**REQUEST**.
Pick out the lines below with "Customer" and list them.

Items from a dataset:
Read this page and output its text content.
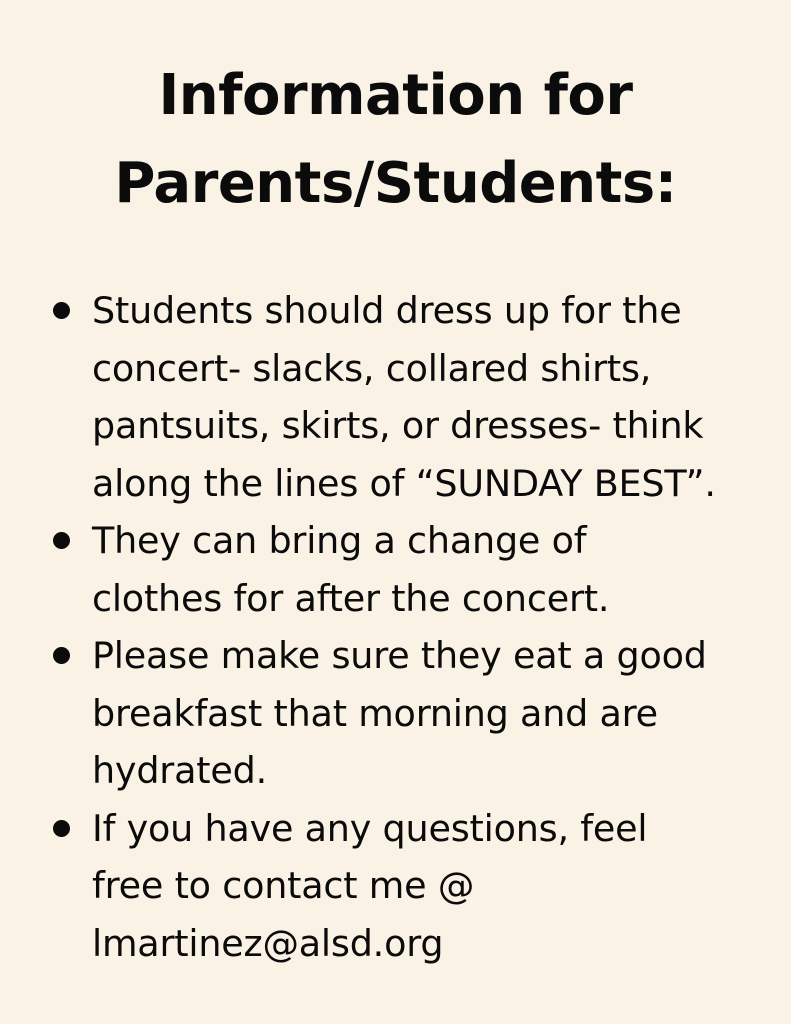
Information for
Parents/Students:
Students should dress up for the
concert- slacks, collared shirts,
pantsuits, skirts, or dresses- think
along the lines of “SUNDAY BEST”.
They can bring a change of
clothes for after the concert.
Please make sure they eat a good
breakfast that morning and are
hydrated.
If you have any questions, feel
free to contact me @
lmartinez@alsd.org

==

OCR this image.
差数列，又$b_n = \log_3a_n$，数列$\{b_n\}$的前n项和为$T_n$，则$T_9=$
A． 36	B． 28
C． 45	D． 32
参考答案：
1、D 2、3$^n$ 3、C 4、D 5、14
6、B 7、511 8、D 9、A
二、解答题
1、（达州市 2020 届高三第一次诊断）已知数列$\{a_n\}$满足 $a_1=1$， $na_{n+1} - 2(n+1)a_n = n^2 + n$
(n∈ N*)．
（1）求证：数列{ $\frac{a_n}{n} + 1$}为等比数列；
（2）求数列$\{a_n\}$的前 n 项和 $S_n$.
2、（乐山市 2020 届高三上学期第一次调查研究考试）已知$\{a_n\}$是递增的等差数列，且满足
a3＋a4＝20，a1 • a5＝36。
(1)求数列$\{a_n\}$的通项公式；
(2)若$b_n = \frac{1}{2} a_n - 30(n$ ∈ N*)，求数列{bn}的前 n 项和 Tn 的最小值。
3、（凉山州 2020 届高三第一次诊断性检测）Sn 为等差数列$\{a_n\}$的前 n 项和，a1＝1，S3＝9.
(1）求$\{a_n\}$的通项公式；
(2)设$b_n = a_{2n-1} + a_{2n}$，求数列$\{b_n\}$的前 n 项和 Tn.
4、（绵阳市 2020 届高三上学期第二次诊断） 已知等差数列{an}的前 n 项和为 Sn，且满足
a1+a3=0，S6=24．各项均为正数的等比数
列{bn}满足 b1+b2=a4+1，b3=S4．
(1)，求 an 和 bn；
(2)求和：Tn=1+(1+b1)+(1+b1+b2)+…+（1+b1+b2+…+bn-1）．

...

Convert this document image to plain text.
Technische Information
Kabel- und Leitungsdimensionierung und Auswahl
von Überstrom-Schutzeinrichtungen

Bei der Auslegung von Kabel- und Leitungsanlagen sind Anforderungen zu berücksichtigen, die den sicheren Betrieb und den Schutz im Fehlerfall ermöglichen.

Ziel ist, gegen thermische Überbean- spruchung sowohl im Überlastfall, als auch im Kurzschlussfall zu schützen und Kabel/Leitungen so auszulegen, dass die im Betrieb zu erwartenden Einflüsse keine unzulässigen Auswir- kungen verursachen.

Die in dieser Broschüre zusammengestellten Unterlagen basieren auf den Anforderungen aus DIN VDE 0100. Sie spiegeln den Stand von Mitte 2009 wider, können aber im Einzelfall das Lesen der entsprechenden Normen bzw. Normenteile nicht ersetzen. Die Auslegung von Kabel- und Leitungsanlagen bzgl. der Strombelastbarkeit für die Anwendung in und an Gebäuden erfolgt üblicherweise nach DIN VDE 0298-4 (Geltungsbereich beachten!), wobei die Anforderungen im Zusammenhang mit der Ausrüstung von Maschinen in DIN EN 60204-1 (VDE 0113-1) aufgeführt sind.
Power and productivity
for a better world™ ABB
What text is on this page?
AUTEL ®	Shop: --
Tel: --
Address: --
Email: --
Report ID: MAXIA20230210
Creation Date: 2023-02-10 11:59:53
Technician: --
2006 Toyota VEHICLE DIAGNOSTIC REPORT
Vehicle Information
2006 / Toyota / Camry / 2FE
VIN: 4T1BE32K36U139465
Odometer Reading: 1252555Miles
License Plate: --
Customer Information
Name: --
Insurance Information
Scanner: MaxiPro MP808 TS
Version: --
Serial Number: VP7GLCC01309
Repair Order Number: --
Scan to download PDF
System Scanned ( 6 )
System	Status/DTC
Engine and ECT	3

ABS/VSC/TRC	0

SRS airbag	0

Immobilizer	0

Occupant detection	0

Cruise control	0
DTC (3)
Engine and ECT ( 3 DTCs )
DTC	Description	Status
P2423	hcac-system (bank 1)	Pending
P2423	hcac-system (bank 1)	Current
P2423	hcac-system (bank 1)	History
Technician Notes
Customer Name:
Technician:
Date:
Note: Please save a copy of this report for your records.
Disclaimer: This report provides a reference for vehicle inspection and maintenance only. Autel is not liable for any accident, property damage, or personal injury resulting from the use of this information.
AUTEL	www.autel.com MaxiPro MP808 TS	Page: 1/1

**EXERCISE SOLUTION**.
Customer Information
Customer Name:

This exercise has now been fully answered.